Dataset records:
********************

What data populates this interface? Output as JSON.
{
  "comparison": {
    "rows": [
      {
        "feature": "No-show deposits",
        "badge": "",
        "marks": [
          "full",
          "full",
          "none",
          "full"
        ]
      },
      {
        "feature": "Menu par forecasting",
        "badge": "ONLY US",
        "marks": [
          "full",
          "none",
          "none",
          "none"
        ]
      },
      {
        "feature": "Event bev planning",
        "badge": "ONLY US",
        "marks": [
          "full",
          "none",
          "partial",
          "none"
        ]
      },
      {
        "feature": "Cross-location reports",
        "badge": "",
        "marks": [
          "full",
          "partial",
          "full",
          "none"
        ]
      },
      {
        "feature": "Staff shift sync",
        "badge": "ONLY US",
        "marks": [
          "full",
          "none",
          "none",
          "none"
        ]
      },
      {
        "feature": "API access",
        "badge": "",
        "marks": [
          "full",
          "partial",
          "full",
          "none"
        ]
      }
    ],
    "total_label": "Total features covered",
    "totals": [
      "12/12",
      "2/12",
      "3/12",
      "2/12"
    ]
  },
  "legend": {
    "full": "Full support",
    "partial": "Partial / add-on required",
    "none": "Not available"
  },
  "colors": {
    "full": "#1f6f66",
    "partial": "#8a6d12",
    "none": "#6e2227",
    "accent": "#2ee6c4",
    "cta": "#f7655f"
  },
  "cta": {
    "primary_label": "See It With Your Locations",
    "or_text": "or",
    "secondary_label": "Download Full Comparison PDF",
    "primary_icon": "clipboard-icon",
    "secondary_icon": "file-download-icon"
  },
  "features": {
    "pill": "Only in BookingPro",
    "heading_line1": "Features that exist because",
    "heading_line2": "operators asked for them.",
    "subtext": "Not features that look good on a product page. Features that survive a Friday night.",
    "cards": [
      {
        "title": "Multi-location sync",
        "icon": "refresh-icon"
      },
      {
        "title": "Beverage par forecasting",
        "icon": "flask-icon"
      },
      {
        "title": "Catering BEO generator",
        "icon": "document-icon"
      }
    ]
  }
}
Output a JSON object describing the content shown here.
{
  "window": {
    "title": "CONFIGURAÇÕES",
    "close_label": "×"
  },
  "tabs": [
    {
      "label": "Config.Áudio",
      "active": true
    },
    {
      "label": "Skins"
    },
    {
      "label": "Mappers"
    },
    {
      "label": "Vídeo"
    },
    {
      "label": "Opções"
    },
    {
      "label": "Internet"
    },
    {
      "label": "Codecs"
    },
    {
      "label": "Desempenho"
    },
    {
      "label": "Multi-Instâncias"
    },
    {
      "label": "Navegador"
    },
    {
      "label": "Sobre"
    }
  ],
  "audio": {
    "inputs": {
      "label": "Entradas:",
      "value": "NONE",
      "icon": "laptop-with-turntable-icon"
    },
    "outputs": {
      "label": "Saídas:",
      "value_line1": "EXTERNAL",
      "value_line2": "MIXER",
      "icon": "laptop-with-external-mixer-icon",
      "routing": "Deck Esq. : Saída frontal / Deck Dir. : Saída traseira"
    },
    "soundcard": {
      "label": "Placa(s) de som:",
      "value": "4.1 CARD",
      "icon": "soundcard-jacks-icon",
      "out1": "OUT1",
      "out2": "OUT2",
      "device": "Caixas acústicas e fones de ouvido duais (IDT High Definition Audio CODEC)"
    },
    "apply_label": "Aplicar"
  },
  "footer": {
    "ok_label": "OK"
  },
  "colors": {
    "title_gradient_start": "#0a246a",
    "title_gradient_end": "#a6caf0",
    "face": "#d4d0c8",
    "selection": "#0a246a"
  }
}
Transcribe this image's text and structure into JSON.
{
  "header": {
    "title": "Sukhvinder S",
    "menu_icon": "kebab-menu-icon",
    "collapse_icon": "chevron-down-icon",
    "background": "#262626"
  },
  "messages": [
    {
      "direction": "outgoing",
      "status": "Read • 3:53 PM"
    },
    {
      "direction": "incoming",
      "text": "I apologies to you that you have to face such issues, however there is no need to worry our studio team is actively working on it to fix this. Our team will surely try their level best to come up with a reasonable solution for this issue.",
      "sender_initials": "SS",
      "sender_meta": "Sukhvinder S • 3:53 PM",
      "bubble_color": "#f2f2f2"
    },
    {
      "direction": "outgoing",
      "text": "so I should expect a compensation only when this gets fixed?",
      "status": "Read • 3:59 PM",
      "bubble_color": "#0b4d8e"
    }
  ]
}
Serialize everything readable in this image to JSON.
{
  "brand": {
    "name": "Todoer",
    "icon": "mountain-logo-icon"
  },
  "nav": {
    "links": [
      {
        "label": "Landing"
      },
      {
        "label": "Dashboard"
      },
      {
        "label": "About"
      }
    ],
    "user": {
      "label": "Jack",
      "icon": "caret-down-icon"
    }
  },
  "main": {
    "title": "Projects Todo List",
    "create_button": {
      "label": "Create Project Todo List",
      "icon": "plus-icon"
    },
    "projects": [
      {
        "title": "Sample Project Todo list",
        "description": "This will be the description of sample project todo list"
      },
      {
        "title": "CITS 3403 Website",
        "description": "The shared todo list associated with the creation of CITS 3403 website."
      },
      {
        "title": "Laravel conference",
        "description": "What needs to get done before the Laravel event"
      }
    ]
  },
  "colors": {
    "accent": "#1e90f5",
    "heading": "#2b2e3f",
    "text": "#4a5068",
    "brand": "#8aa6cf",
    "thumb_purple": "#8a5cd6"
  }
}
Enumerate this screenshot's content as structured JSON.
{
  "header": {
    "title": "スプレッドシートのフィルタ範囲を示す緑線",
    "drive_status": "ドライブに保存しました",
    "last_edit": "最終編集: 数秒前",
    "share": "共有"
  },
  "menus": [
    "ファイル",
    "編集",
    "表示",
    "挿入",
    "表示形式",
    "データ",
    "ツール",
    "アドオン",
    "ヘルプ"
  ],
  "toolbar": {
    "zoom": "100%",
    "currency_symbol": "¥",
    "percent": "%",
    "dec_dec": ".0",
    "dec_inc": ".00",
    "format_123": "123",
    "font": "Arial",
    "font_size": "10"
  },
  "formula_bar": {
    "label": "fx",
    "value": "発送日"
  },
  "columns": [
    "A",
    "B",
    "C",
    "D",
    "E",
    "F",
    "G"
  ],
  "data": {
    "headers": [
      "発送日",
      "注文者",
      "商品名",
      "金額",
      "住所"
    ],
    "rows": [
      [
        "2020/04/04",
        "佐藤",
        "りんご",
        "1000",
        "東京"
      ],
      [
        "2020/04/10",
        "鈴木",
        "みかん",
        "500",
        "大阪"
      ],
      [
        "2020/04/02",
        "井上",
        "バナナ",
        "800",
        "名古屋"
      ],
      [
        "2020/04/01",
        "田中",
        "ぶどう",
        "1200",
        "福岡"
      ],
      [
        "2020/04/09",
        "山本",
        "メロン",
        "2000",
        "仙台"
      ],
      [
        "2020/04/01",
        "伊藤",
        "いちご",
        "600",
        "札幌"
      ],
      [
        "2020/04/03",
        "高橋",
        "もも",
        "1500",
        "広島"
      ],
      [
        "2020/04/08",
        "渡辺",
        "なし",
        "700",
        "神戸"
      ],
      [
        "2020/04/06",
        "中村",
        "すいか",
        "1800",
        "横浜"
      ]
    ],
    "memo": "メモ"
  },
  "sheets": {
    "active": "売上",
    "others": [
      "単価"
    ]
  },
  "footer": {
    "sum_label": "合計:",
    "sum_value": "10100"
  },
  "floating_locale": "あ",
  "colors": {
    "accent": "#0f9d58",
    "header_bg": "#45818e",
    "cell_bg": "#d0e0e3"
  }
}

********************

▸ WHAT YOU NEED TO DO:
Type out the material again exactly as presented.

▸ RESPONSE TO THIS TASK:
What data populates this interface? Output as JSON.
{
  "comparison": {
    "rows": [
      {
        "feature": "No-show deposits",
        "badge": "",
        "marks": [
          "full",
          "full",
          "none",
          "full"
        ]
      },
      {
        "feature": "Menu par forecasting",
        "badge": "ONLY US",
        "marks": [
          "full",
          "none",
          "none",
          "none"
        ]
      },
      {
        "feature": "Event bev planning",
        "badge": "ONLY US",
        "marks": [
          "full",
          "none",
          "partial",
          "none"
        ]
      },
      {
        "feature": "Cross-location reports",
        "badge": "",
        "marks": [
          "full",
          "partial",
          "full",
          "none"
        ]
      },
      {
        "feature": "Staff shift sync",
        "badge": "ONLY US",
        "marks": [
          "full",
          "none",
          "none",
          "none"
        ]
      },
      {
        "feature": "API access",
        "badge": "",
        "marks": [
          "full",
          "partial",
          "full",
          "none"
        ]
      }
    ],
    "total_label": "Total features covered",
    "totals": [
      "12/12",
      "2/12",
      "3/12",
      "2/12"
    ]
  },
  "legend": {
    "full": "Full support",
    "partial": "Partial / add-on required",
    "none": "Not available"
  },
  "colors": {
    "full": "#1f6f66",
    "partial": "#8a6d12",
    "none": "#6e2227",
    "accent": "#2ee6c4",
    "cta": "#f7655f"
  },
  "cta": {
    "primary_label": "See It With Your Locations",
    "or_text": "or",
    "secondary_label": "Download Full Comparison PDF",
    "primary_icon": "clipboard-icon",
    "secondary_icon": "file-download-icon"
  },
  "features": {
    "pill": "Only in BookingPro",
    "heading_line1": "Features that exist because",
    "heading_line2": "operators asked for them.",
    "subtext": "Not features that look good on a product page. Features that survive a Friday night.",
    "cards": [
      {
        "title": "Multi-location sync",
        "icon": "refresh-icon"
      },
      {
        "title": "Beverage par forecasting",
        "icon": "flask-icon"
      },
      {
        "title": "Catering BEO generator",
        "icon": "document-icon"
      }
    ]
  }
}
Output a JSON object describing the content shown here.
{
  "window": {
    "title": "CONFIGURAÇÕES",
    "close_label": "×"
  },
  "tabs": [
    {
      "label": "Config.Áudio",
      "active": true
    },
    {
      "label": "Skins"
    },
    {
      "label": "Mappers"
    },
    {
      "label": "Vídeo"
    },
    {
      "label": "Opções"
    },
    {
      "label": "Internet"
    },
    {
      "label": "Codecs"
    },
    {
      "label": "Desempenho"
    },
    {
      "label": "Multi-Instâncias"
    },
    {
      "label": "Navegador"
    },
    {
      "label": "Sobre"
    }
  ],
  "audio": {
    "inputs": {
      "label": "Entradas:",
      "value": "NONE",
      "icon": "laptop-with-turntable-icon"
    },
    "outputs": {
      "label": "Saídas:",
      "value_line1": "EXTERNAL",
      "value_line2": "MIXER",
      "icon": "laptop-with-external-mixer-icon",
      "routing": "Deck Esq. : Saída frontal / Deck Dir. : Saída traseira"
    },
    "soundcard": {
      "label": "Placa(s) de som:",
      "value": "4.1 CARD",
      "icon": "soundcard-jacks-icon",
      "out1": "OUT1",
      "out2": "OUT2",
      "device": "Caixas acústicas e fones de ouvido duais (IDT High Definition Audio CODEC)"
    },
    "apply_label": "Aplicar"
  },
  "footer": {
    "ok_label": "OK"
  },
  "colors": {
    "title_gradient_start": "#0a246a",
    "title_gradient_end": "#a6caf0",
    "face": "#d4d0c8",
    "selection": "#0a246a"
  }
}
Transcribe this image's text and structure into JSON.
{
  "header": {
    "title": "Sukhvinder S",
    "menu_icon": "kebab-menu-icon",
    "collapse_icon": "chevron-down-icon",
    "background": "#262626"
  },
  "messages": [
    {
      "direction": "outgoing",
      "status": "Read • 3:53 PM"
    },
    {
      "direction": "incoming",
      "text": "I apologies to you that you have to face such issues, however there is no need to worry our studio team is actively working on it to fix this. Our team will surely try their level best to come up with a reasonable solution for this issue.",
      "sender_initials": "SS",
      "sender_meta": "Sukhvinder S • 3:53 PM",
      "bubble_color": "#f2f2f2"
    },
    {
      "direction": "outgoing",
      "text": "so I should expect a compensation only when this gets fixed?",
      "status": "Read • 3:59 PM",
      "bubble_color": "#0b4d8e"
    }
  ]
}
Serialize everything readable in this image to JSON.
{
  "brand": {
    "name": "Todoer",
    "icon": "mountain-logo-icon"
  },
  "nav": {
    "links": [
      {
        "label": "Landing"
      },
      {
        "label": "Dashboard"
      },
      {
        "label": "About"
      }
    ],
    "user": {
      "label": "Jack",
      "icon": "caret-down-icon"
    }
  },
  "main": {
    "title": "Projects Todo List",
    "create_button": {
      "label": "Create Project Todo List",
      "icon": "plus-icon"
    },
    "projects": [
      {
        "title": "Sample Project Todo list",
        "description": "This will be the description of sample project todo list"
      },
      {
        "title": "CITS 3403 Website",
        "description": "The shared todo list associated with the creation of CITS 3403 website."
      },
      {
        "title": "Laravel conference",
        "description": "What needs to get done before the Laravel event"
      }
    ]
  },
  "colors": {
    "accent": "#1e90f5",
    "heading": "#2b2e3f",
    "text": "#4a5068",
    "brand": "#8aa6cf",
    "thumb_purple": "#8a5cd6"
  }
}
Enumerate this screenshot's content as structured JSON.
{
  "header": {
    "title": "スプレッドシートのフィルタ範囲を示す緑線",
    "drive_status": "ドライブに保存しました",
    "last_edit": "最終編集: 数秒前",
    "share": "共有"
  },
  "menus": [
    "ファイル",
    "編集",
    "表示",
    "挿入",
    "表示形式",
    "データ",
    "ツール",
    "アドオン",
    "ヘルプ"
  ],
  "toolbar": {
    "zoom": "100%",
    "currency_symbol": "¥",
    "percent": "%",
    "dec_dec": ".0",
    "dec_inc": ".00",
    "format_123": "123",
    "font": "Arial",
    "font_size": "10"
  },
  "formula_bar": {
    "label": "fx",
    "value": "発送日"
  },
  "columns": [
    "A",
    "B",
    "C",
    "D",
    "E",
    "F",
    "G"
  ],
  "data": {
    "headers": [
      "発送日",
      "注文者",
      "商品名",
      "金額",
      "住所"
    ],
    "rows": [
      [
        "2020/04/04",
        "佐藤",
        "りんご",
        "1000",
        "東京"
      ],
      [
        "2020/04/10",
        "鈴木",
        "みかん",
        "500",
        "大阪"
      ],
      [
        "2020/04/02",
        "井上",
        "バナナ",
        "800",
        "名古屋"
      ],
      [
        "2020/04/01",
        "田中",
        "ぶどう",
        "1200",
        "福岡"
      ],
      [
        "2020/04/09",
        "山本",
        "メロン",
        "2000",
        "仙台"
      ],
      [
        "2020/04/01",
        "伊藤",
        "いちご",
        "600",
        "札幌"
      ],
      [
        "2020/04/03",
        "高橋",
        "もも",
        "1500",
        "広島"
      ],
      [
        "2020/04/08",
        "渡辺",
        "なし",
        "700",
        "神戸"
      ],
      [
        "2020/04/06",
        "中村",
        "すいか",
        "1800",
        "横浜"
      ]
    ],
    "memo": "メモ"
  },
  "sheets": {
    "active": "売上",
    "others": [
      "単価"
    ]
  },
  "footer": {
    "sum_label": "合計:",
    "sum_value": "10100"
  },
  "floating_locale": "あ",
  "colors": {
    "accent": "#0f9d58",
    "header_bg": "#45818e",
    "cell_bg": "#d0e0e3"
  }
}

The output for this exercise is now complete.